[Start of SUPPLIED DATA]

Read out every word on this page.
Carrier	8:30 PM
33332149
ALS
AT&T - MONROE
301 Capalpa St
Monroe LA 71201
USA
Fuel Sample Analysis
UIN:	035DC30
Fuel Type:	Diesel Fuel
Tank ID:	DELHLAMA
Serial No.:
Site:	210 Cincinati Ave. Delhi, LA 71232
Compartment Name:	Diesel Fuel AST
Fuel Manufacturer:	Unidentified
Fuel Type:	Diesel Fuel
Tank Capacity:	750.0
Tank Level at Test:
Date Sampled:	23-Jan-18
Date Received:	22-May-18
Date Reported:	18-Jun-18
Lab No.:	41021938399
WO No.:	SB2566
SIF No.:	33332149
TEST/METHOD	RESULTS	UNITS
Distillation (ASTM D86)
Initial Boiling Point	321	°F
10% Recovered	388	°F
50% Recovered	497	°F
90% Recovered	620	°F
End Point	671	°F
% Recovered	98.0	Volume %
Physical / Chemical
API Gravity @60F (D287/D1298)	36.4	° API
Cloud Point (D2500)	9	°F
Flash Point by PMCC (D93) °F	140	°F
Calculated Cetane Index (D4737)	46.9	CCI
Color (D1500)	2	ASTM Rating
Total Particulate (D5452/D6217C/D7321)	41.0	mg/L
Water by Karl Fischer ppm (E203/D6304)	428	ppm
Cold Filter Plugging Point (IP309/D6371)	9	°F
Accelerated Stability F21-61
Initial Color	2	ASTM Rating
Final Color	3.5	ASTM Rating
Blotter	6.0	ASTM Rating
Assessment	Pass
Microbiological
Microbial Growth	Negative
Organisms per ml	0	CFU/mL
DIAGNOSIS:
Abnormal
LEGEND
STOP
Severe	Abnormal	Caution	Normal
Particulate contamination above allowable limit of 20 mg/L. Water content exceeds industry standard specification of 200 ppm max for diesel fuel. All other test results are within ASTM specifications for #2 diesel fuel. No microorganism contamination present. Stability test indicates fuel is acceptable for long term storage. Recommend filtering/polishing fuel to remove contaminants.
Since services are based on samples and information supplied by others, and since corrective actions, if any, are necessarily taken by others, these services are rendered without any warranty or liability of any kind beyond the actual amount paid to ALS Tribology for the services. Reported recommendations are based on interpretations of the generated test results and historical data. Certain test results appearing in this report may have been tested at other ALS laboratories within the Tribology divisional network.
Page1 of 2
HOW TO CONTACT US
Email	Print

[End of SUPPLIED DATA]

- _GOAL_
Can you restate every record above word for word?

- _SOLUTION TO THE EXERCISE_
Read out every word on this page.
Carrier	8:30 PM
33332149
ALS
AT&T - MONROE
301 Capalpa St
Monroe LA 71201
USA
Fuel Sample Analysis
UIN:	035DC30
Fuel Type:	Diesel Fuel
Tank ID:	DELHLAMA
Serial No.:
Site:	210 Cincinati Ave. Delhi, LA 71232
Compartment Name:	Diesel Fuel AST
Fuel Manufacturer:	Unidentified
Fuel Type:	Diesel Fuel
Tank Capacity:	750.0
Tank Level at Test:
Date Sampled:	23-Jan-18
Date Received:	22-May-18
Date Reported:	18-Jun-18
Lab No.:	41021938399
WO No.:	SB2566
SIF No.:	33332149
TEST/METHOD	RESULTS	UNITS
Distillation (ASTM D86)
Initial Boiling Point	321	°F
10% Recovered	388	°F
50% Recovered	497	°F
90% Recovered	620	°F
End Point	671	°F
% Recovered	98.0	Volume %
Physical / Chemical
API Gravity @60F (D287/D1298)	36.4	° API
Cloud Point (D2500)	9	°F
Flash Point by PMCC (D93) °F	140	°F
Calculated Cetane Index (D4737)	46.9	CCI
Color (D1500)	2	ASTM Rating
Total Particulate (D5452/D6217C/D7321)	41.0	mg/L
Water by Karl Fischer ppm (E203/D6304)	428	ppm
Cold Filter Plugging Point (IP309/D6371)	9	°F
Accelerated Stability F21-61
Initial Color	2	ASTM Rating
Final Color	3.5	ASTM Rating
Blotter	6.0	ASTM Rating
Assessment	Pass
Microbiological
Microbial Growth	Negative
Organisms per ml	0	CFU/mL
DIAGNOSIS:
Abnormal
LEGEND
STOP
Severe	Abnormal	Caution	Normal
Particulate contamination above allowable limit of 20 mg/L. Water content exceeds industry standard specification of 200 ppm max for diesel fuel. All other test results are within ASTM specifications for #2 diesel fuel. No microorganism contamination present. Stability test indicates fuel is acceptable for long term storage. Recommend filtering/polishing fuel to remove contaminants.
Since services are based on samples and information supplied by others, and since corrective actions, if any, are necessarily taken by others, these services are rendered without any warranty or liability of any kind beyond the actual amount paid to ALS Tribology for the services. Reported recommendations are based on interpretations of the generated test results and historical data. Certain test results appearing in this report may have been tested at other ALS laboratories within the Tribology divisional network.
Page1 of 2
HOW TO CONTACT US
Email	Print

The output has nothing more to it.